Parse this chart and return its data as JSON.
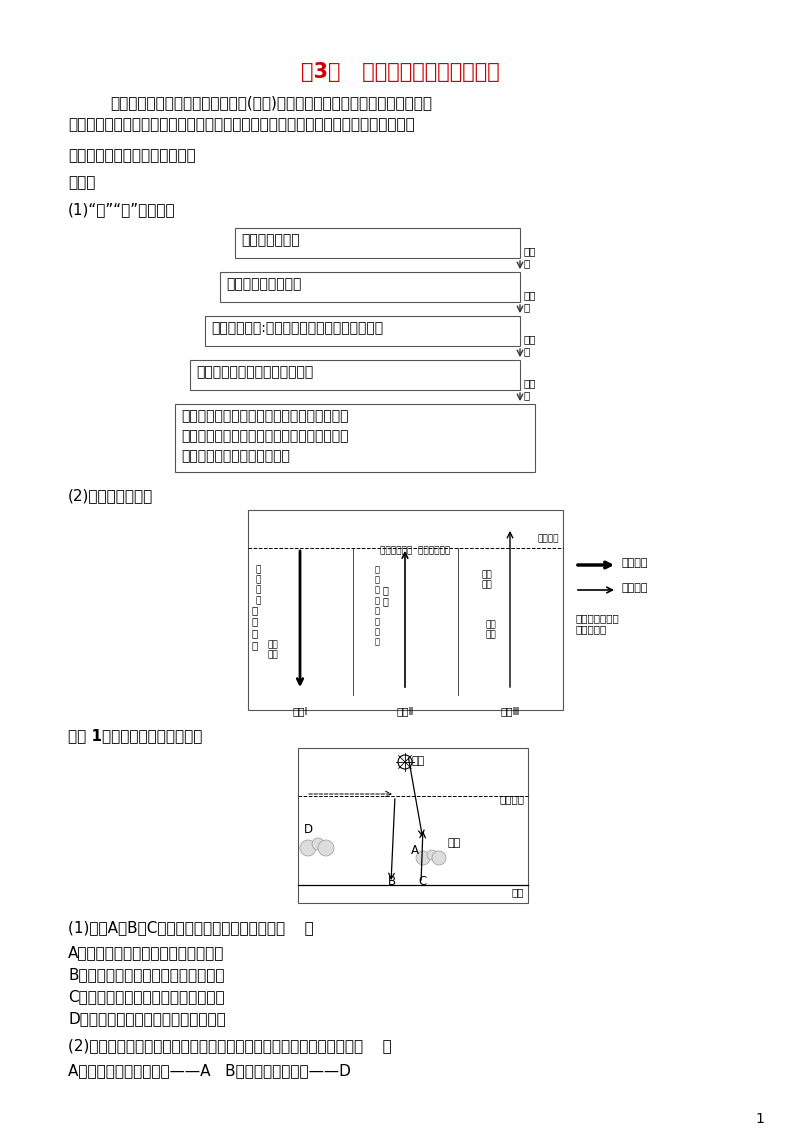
{
  "title": "第3讲   用因果推导法珠串大气圈",
  "title_color": "#CC0000",
  "body_line1": "大气圈的所有知识均与大气的热量(温度)和运动有关，热是动的原因，动因热而",
  "body_line2": "异。利用这一方法学习，可轻松理解大气部分的原理和现象，并能提高做题的正确率。",
  "section1": "一、因果分析大气圈的垂直分层",
  "section1_sub": "对流层",
  "section1_sub2": "(1)“热”“动”因果关系",
  "flow_box1": "大气：复杂多变",
  "flow_box2": "运动：对流运动为主",
  "flow_box3": "气温分布特点:随高度升高而降低（上冷下热）",
  "flow_box4": "热源：对流层大气热量来自地面",
  "flow_box5a": "大气的组成成分和热力性质：对流层集中了大",
  "flow_box5b": "气层绝大部分的水汽和二氧化碳，二者吸收地",
  "flow_box5c": "面红外线长波辐射使大气增温",
  "arrow_label": "为什\n么",
  "section2_sub": "(2)大气的受热过程",
  "example_label": "《例 1》读图，完成下列问题。",
  "q1": "(1)图中A、B、C三个箭头所表示的辐射依次是（    ）",
  "q1a": "A．大气逆辐射、地面辐射、太阳辐射",
  "q1b": "B．太阳辐射、大气逆辐射、地面辐射",
  "q1c": "C．地面辐射、大气逆辐射、太阳辐射",
  "q1d": "D．太阳辐射、地面辐射、大气逆辐射",
  "q2": "(2)大气对地面的保温作用以及它们在图中对应字母的组合，正确的是（    ）",
  "q2ab": "A．到达地面的太阳辐射——A   B．大气的反射作用——D",
  "page_num": "1",
  "bg_color": "#ffffff"
}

Exercise instructions:
Give back the entries verbatim. Do not include any picture.

Worked solution:
Parse this chart and return its data as JSON.
{
  "title": "第3讲   用因果推导法珠串大气圈",
  "title_color": "#CC0000",
  "body_line1": "大气圈的所有知识均与大气的热量(温度)和运动有关，热是动的原因，动因热而",
  "body_line2": "异。利用这一方法学习，可轻松理解大气部分的原理和现象，并能提高做题的正确率。",
  "section1": "一、因果分析大气圈的垂直分层",
  "section1_sub": "对流层",
  "section1_sub2": "(1)“热”“动”因果关系",
  "flow_box1": "大气：复杂多变",
  "flow_box2": "运动：对流运动为主",
  "flow_box3": "气温分布特点:随高度升高而降低（上冷下热）",
  "flow_box4": "热源：对流层大气热量来自地面",
  "flow_box5a": "大气的组成成分和热力性质：对流层集中了大",
  "flow_box5b": "气层绝大部分的水汽和二氧化碳，二者吸收地",
  "flow_box5c": "面红外线长波辐射使大气增温",
  "arrow_label": "为什\n么",
  "section2_sub": "(2)大气的受热过程",
  "example_label": "《例 1》读图，完成下列问题。",
  "q1": "(1)图中A、B、C三个箭头所表示的辐射依次是（    ）",
  "q1a": "A．大气逆辐射、地面辐射、太阳辐射",
  "q1b": "B．太阳辐射、大气逆辐射、地面辐射",
  "q1c": "C．地面辐射、大气逆辐射、太阳辐射",
  "q1d": "D．太阳辐射、地面辐射、大气逆辐射",
  "q2": "(2)大气对地面的保温作用以及它们在图中对应字母的组合，正确的是（    ）",
  "q2ab": "A．到达地面的太阳辐射——A   B．大气的反射作用——D",
  "page_num": "1",
  "bg_color": "#ffffff"
}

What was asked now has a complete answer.